CA Douai, 1re ch. sect. 1, 1 mars 2018, n° 16-05642

DOUAI

Arrêt

Infirmation

PARTIES

Demandeur :

BNP Paribas Personal Finance (SA)

Défendeur :

Euro Econ'Home (SARL)

COMPOSITION DE LA JURIDICTION

Président :

M. Zavaro

Conseillers :

M. Poupet, Mme Boutié

TI Lens, du 11 août 2016

11 août 2016

Le 16 décembre 2014, dans le cadre d'un démarchage à domicile, M. X a signé un bon de commande auprès de la SARL Euro Econ'Home portant sur " le pack n° 4 " comprenant l'isolation des combles et une chaudière à condensation pour un montant total de 14 900 euros.

Suivant offre préalable émise et acceptée le même jour, la SA Cetelem a consenti à M. X un crédit accessoire à la réalisation de travaux d'isolation et de pose de chaudière à condensation d'un montant total de 14 900 euros remboursable par 168 mensualités de 124,76 euros avec intérêts au taux contractuel de 4,95 %.

Par acte d'huissier des 29 septembre et 12 novembre 2015, M. X a fait assigner la SA BNP Paribas Personal Finance venant aux droits de la SA Cetelem et la SARL Euro Econ'Home devant le Tribunal d'instance de Lens aux fins de voir :

- prononcer la nullité du contrat de vente sur le fondement des articles L. 121-21 du Code de la consommation et la nullité du contrat de crédit de la SA Cetelem,

- subsidiairement, prononcer la nullité du contrat de vente pour dol et la nullité subséquente du contrat de crédit de la SA Cetelem,

- condamner la SARL Euro Econ'Home à lui verser la somme de 1 500 euros à titre de dommages et intérêts,

- condamner solidairement la SA Cetelem et la SARL Euro Econ'Home au paiement de la somme de 1 500 euros en application de l'article 700 du Code de procédure civile et aux dépens.

À FAIRE:
- a) Quels magistrats composent la juridiction selon l'extrait de l'arrêt de la cour d'appel de Douai ?
- b) Pouvez-vous transformer en liste numérotée la partie des entrées qui s'ouvre sur la ligne contenant "bed-icon: [391, 872, 419, 901]" et se ferme sur la ligne contenant "alarm-schedule: Mo., Di., Mi., Do., Fr.: [41, 701, 179, 718]", ces deux lignes comprises, sans les lignes vides ?

DONNÉES EXTRAITES:
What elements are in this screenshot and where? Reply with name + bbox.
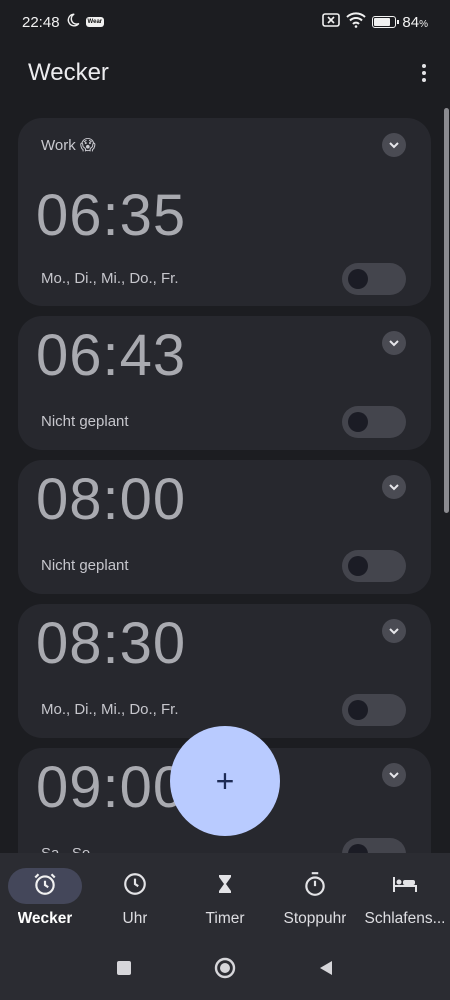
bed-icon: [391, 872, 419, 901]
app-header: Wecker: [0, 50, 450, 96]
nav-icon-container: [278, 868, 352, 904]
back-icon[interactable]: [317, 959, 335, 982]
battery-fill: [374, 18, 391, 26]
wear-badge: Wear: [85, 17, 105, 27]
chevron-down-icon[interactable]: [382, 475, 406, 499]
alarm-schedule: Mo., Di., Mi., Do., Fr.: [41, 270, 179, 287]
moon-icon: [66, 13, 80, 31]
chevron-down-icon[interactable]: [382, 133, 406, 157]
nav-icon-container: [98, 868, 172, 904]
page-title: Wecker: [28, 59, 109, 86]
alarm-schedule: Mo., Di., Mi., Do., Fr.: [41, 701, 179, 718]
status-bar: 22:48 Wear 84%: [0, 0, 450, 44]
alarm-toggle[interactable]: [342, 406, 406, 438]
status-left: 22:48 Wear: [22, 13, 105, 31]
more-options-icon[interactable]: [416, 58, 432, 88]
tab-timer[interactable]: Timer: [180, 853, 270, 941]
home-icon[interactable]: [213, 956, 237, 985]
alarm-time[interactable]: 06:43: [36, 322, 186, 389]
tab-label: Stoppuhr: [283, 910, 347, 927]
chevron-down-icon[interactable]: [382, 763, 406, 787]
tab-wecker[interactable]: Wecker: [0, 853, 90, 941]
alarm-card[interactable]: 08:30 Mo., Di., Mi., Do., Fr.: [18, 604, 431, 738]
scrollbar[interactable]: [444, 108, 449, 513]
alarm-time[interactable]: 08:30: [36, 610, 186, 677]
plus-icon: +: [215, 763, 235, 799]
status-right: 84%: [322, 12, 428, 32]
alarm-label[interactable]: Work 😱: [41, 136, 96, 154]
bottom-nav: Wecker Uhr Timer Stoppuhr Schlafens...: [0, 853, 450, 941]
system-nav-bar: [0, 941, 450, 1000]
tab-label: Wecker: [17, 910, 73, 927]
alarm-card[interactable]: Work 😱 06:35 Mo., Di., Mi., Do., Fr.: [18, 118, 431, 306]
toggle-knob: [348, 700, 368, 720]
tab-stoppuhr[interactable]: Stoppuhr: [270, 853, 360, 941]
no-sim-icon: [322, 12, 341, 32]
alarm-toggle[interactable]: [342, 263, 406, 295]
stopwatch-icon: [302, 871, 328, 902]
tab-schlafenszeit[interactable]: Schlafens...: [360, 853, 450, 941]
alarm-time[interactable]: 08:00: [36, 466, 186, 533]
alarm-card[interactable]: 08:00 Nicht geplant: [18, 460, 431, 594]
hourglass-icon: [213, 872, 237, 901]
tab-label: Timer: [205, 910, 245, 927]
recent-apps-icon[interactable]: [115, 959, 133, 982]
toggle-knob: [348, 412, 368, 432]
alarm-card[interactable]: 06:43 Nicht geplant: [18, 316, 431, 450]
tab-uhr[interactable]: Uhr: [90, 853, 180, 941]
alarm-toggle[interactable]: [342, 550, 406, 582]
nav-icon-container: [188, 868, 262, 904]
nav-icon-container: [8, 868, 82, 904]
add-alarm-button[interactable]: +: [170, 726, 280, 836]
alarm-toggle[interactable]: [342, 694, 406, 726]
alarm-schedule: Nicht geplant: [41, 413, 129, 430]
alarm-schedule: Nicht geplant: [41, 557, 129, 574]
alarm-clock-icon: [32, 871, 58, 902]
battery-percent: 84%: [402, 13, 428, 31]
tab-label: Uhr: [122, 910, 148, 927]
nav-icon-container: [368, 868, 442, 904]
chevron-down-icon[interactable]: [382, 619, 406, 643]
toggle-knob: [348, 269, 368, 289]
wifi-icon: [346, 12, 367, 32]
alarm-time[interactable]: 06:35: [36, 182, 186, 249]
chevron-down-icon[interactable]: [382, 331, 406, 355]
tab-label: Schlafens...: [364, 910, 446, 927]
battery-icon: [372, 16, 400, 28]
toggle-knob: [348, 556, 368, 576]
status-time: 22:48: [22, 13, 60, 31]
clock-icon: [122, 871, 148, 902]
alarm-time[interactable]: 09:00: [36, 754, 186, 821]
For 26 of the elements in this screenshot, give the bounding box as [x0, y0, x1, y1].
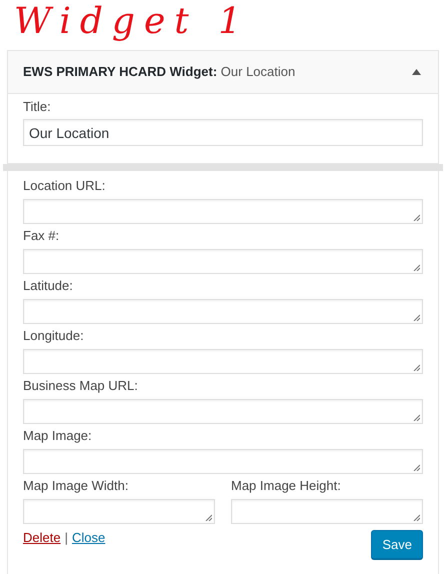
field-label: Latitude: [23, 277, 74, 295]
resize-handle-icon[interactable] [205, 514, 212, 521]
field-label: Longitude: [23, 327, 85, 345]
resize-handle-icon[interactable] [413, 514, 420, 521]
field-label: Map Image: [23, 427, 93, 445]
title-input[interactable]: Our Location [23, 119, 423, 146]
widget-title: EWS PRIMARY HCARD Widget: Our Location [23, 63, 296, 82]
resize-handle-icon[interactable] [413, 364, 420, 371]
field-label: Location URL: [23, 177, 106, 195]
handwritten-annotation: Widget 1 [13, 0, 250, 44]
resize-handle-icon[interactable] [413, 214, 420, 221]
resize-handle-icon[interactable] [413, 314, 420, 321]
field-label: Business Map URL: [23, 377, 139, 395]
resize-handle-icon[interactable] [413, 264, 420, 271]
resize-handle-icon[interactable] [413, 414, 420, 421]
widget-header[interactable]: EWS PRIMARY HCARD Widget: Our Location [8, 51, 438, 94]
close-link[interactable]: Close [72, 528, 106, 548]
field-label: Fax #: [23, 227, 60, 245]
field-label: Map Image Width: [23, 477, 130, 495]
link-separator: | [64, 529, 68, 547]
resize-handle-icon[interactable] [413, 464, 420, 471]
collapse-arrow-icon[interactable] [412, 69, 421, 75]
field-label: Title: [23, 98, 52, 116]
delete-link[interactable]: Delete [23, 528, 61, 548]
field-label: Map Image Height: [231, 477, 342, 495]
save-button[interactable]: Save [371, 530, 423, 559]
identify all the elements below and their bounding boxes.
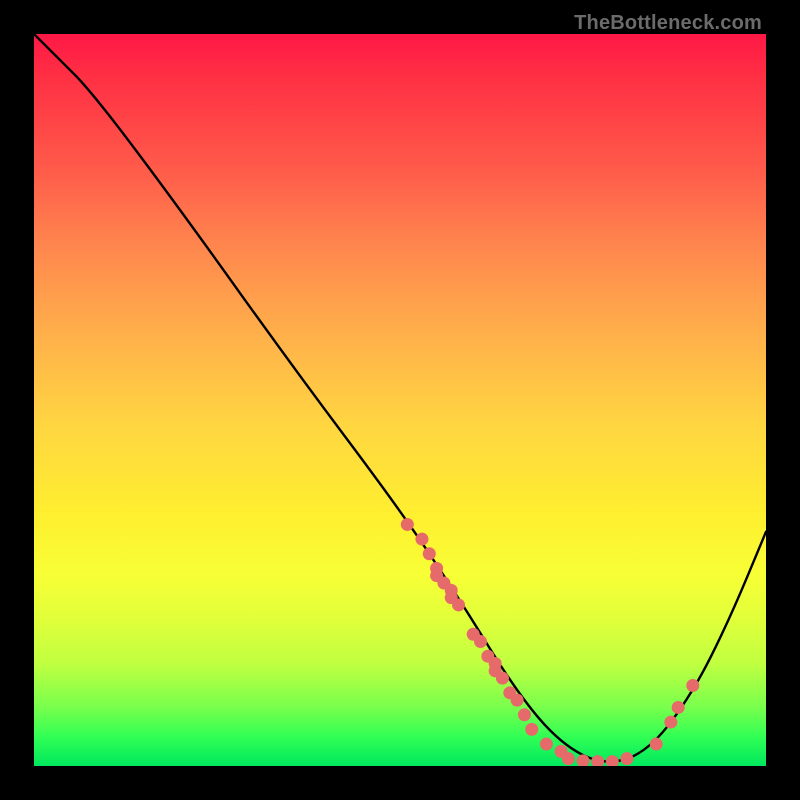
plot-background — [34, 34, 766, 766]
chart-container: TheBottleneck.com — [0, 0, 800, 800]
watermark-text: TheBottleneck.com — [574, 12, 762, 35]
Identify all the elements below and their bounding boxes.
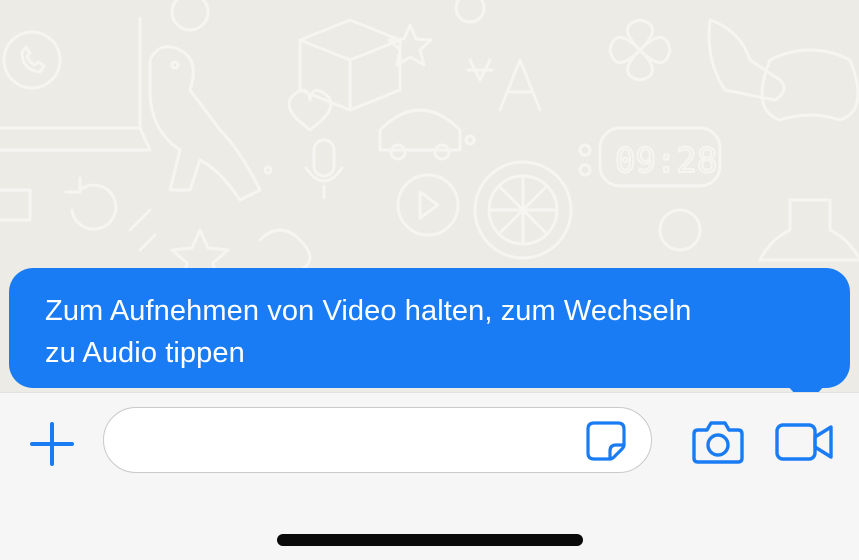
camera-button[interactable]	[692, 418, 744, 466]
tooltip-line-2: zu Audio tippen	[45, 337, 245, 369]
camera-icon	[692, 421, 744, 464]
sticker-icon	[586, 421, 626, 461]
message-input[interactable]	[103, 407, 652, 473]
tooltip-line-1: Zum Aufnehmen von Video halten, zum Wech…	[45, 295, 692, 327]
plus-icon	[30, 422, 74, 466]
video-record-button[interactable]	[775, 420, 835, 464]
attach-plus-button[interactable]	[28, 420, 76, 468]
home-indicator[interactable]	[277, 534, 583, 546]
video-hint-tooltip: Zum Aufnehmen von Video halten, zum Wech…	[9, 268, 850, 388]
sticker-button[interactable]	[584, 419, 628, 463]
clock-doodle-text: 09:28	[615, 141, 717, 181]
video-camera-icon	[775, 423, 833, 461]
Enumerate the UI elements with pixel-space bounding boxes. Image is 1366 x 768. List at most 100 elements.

RÉPONSES:
- a)
- M. Zavaro (président)
- M. Poupet (conseiller)
- Mme Boutié (conseillère)

- b)
1. bed-icon: [391, 872, 419, 901]
2. app-header: Wecker: [0, 50, 450, 96]
3. nav-icon-container: [278, 868, 352, 904]
4. back-icon[interactable]: [317, 959, 335, 982]
5. battery-fill: [374, 18, 391, 26]
6. wear-badge: Wear: [85, 17, 105, 27]
7. chevron-down-icon[interactable]: [382, 475, 406, 499]
8. alarm-schedule: Mo., Di., Mi., Do., Fr.: [41, 270, 179, 287]
9. moon-icon: [66, 13, 80, 31]
10. chevron-down-icon[interactable]: [382, 133, 406, 157]
11. nav-icon-container: [98, 868, 172, 904]
12. page-title: Wecker: [28, 59, 109, 86]
13. alarm-schedule: Mo., Di., Mi., Do., Fr.: [41, 701, 179, 718]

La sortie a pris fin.